◆ Directive
All entries must be extracted exactly, with nothing added or dropped.

[START]

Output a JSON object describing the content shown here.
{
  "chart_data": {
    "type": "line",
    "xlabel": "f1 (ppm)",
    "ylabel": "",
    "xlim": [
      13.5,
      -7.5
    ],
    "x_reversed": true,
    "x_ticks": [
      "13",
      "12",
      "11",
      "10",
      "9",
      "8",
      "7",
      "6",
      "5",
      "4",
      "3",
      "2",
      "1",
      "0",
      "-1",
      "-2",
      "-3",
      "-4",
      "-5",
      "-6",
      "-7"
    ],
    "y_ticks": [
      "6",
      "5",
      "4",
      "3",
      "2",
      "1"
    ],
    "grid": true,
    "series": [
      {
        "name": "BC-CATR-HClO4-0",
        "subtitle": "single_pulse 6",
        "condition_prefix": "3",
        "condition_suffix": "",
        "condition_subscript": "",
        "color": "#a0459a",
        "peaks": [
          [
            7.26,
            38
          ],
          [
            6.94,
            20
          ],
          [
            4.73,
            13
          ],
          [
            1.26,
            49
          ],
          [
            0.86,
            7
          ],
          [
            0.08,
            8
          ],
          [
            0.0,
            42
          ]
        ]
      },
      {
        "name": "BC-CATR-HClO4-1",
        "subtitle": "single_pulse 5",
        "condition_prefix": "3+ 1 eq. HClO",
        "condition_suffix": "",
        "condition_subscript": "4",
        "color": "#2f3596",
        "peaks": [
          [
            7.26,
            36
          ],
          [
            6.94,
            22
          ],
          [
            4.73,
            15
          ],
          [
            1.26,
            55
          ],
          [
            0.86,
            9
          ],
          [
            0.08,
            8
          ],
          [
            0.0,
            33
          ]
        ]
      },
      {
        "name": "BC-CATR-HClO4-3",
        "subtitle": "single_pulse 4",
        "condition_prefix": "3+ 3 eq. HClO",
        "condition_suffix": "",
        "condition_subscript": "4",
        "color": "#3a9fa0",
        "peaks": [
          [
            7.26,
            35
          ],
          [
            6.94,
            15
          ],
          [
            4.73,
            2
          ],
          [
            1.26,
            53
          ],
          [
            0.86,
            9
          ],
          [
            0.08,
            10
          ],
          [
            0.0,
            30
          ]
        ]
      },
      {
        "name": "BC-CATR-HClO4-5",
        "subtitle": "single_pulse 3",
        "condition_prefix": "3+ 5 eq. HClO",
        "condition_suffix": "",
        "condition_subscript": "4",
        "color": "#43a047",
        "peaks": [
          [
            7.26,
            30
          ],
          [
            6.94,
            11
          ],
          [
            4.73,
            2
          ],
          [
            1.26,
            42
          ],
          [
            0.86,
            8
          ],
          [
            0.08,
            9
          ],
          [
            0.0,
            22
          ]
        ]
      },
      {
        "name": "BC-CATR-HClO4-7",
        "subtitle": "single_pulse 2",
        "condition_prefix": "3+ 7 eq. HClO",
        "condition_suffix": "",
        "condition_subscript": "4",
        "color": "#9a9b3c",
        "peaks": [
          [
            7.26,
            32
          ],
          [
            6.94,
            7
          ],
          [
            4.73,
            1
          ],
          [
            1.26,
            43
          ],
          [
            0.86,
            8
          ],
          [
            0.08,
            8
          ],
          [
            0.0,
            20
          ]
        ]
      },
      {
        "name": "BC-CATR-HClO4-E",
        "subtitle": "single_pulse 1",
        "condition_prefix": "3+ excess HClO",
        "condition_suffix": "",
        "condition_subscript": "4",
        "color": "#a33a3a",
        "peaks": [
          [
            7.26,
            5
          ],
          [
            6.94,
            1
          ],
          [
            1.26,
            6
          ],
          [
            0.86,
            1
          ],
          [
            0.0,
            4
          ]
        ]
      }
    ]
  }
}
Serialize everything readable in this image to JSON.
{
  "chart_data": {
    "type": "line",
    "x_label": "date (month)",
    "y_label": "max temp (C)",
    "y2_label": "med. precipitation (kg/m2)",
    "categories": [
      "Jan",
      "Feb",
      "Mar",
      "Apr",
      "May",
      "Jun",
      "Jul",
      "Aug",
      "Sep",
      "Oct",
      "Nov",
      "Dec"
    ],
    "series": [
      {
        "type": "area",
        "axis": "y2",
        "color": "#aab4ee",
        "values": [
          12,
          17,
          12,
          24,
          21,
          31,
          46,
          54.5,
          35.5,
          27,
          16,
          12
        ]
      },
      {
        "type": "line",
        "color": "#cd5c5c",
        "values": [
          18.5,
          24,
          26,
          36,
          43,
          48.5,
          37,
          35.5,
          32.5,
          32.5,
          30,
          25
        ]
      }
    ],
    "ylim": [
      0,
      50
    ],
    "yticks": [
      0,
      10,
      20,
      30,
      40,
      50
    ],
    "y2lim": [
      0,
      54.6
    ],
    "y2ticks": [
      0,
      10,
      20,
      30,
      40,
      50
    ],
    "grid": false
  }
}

[END]

◆ Task response
Output a JSON object describing the content shown here.
{
  "chart_data": {
    "type": "line",
    "xlabel": "f1 (ppm)",
    "ylabel": "",
    "xlim": [
      13.5,
      -7.5
    ],
    "x_reversed": true,
    "x_ticks": [
      "13",
      "12",
      "11",
      "10",
      "9",
      "8",
      "7",
      "6",
      "5",
      "4",
      "3",
      "2",
      "1",
      "0",
      "-1",
      "-2",
      "-3",
      "-4",
      "-5",
      "-6",
      "-7"
    ],
    "y_ticks": [
      "6",
      "5",
      "4",
      "3",
      "2",
      "1"
    ],
    "grid": true,
    "series": [
      {
        "name": "BC-CATR-HClO4-0",
        "subtitle": "single_pulse 6",
        "condition_prefix": "3",
        "condition_suffix": "",
        "condition_subscript": "",
        "color": "#a0459a",
        "peaks": [
          [
            7.26,
            38
          ],
          [
            6.94,
            20
          ],
          [
            4.73,
            13
          ],
          [
            1.26,
            49
          ],
          [
            0.86,
            7
          ],
          [
            0.08,
            8
          ],
          [
            0.0,
            42
          ]
        ]
      },
      {
        "name": "BC-CATR-HClO4-1",
        "subtitle": "single_pulse 5",
        "condition_prefix": "3+ 1 eq. HClO",
        "condition_suffix": "",
        "condition_subscript": "4",
        "color": "#2f3596",
        "peaks": [
          [
            7.26,
            36
          ],
          [
            6.94,
            22
          ],
          [
            4.73,
            15
          ],
          [
            1.26,
            55
          ],
          [
            0.86,
            9
          ],
          [
            0.08,
            8
          ],
          [
            0.0,
            33
          ]
        ]
      },
      {
        "name": "BC-CATR-HClO4-3",
        "subtitle": "single_pulse 4",
        "condition_prefix": "3+ 3 eq. HClO",
        "condition_suffix": "",
        "condition_subscript": "4",
        "color": "#3a9fa0",
        "peaks": [
          [
            7.26,
            35
          ],
          [
            6.94,
            15
          ],
          [
            4.73,
            2
          ],
          [
            1.26,
            53
          ],
          [
            0.86,
            9
          ],
          [
            0.08,
            10
          ],
          [
            0.0,
            30
          ]
        ]
      },
      {
        "name": "BC-CATR-HClO4-5",
        "subtitle": "single_pulse 3",
        "condition_prefix": "3+ 5 eq. HClO",
        "condition_suffix": "",
        "condition_subscript": "4",
        "color": "#43a047",
        "peaks": [
          [
            7.26,
            30
          ],
          [
            6.94,
            11
          ],
          [
            4.73,
            2
          ],
          [
            1.26,
            42
          ],
          [
            0.86,
            8
          ],
          [
            0.08,
            9
          ],
          [
            0.0,
            22
          ]
        ]
      },
      {
        "name": "BC-CATR-HClO4-7",
        "subtitle": "single_pulse 2",
        "condition_prefix": "3+ 7 eq. HClO",
        "condition_suffix": "",
        "condition_subscript": "4",
        "color": "#9a9b3c",
        "peaks": [
          [
            7.26,
            32
          ],
          [
            6.94,
            7
          ],
          [
            4.73,
            1
          ],
          [
            1.26,
            43
          ],
          [
            0.86,
            8
          ],
          [
            0.08,
            8
          ],
          [
            0.0,
            20
          ]
        ]
      },
      {
        "name": "BC-CATR-HClO4-E",
        "subtitle": "single_pulse 1",
        "condition_prefix": "3+ excess HClO",
        "condition_suffix": "",
        "condition_subscript": "4",
        "color": "#a33a3a",
        "peaks": [
          [
            7.26,
            5
          ],
          [
            6.94,
            1
          ],
          [
            1.26,
            6
          ],
          [
            0.86,
            1
          ],
          [
            0.0,
            4
          ]
        ]
      }
    ]
  }
}
Serialize everything readable in this image to JSON.
{
  "chart_data": {
    "type": "line",
    "x_label": "date (month)",
    "y_label": "max temp (C)",
    "y2_label": "med. precipitation (kg/m2)",
    "categories": [
      "Jan",
      "Feb",
      "Mar",
      "Apr",
      "May",
      "Jun",
      "Jul",
      "Aug",
      "Sep",
      "Oct",
      "Nov",
      "Dec"
    ],
    "series": [
      {
        "type": "area",
        "axis": "y2",
        "color": "#aab4ee",
        "values": [
          12,
          17,
          12,
          24,
          21,
          31,
          46,
          54.5,
          35.5,
          27,
          16,
          12
        ]
      },
      {
        "type": "line",
        "color": "#cd5c5c",
        "values": [
          18.5,
          24,
          26,
          36,
          43,
          48.5,
          37,
          35.5,
          32.5,
          32.5,
          30,
          25
        ]
      }
    ],
    "ylim": [
      0,
      50
    ],
    "yticks": [
      0,
      10,
      20,
      30,
      40,
      50
    ],
    "y2lim": [
      0,
      54.6
    ],
    "y2ticks": [
      0,
      10,
      20,
      30,
      40,
      50
    ],
    "grid": false
  }
}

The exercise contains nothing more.